_PROBLEM STATEMENT:_ Copy each line below that includes "FEES".

_GIVEN RECORDS:_
------------------------------------------------------------------------

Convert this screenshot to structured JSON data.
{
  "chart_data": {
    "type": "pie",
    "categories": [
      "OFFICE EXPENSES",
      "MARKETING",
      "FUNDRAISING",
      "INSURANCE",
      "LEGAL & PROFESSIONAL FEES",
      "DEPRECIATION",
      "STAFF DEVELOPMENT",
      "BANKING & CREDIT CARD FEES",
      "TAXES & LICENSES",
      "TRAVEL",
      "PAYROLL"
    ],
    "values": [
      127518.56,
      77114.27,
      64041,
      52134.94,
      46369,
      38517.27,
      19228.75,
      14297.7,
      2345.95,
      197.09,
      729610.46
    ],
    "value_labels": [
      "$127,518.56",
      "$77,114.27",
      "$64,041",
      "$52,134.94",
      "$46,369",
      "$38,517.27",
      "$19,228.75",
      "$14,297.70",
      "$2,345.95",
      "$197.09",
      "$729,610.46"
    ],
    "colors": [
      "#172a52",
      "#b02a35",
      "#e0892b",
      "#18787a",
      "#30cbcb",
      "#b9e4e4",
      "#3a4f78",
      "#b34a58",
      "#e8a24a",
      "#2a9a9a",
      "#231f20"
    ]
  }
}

------------------------------------------------------------------------

_SOLUTION:_
      "LEGAL & PROFESSIONAL FEES",
      "BANKING & CREDIT CARD FEES",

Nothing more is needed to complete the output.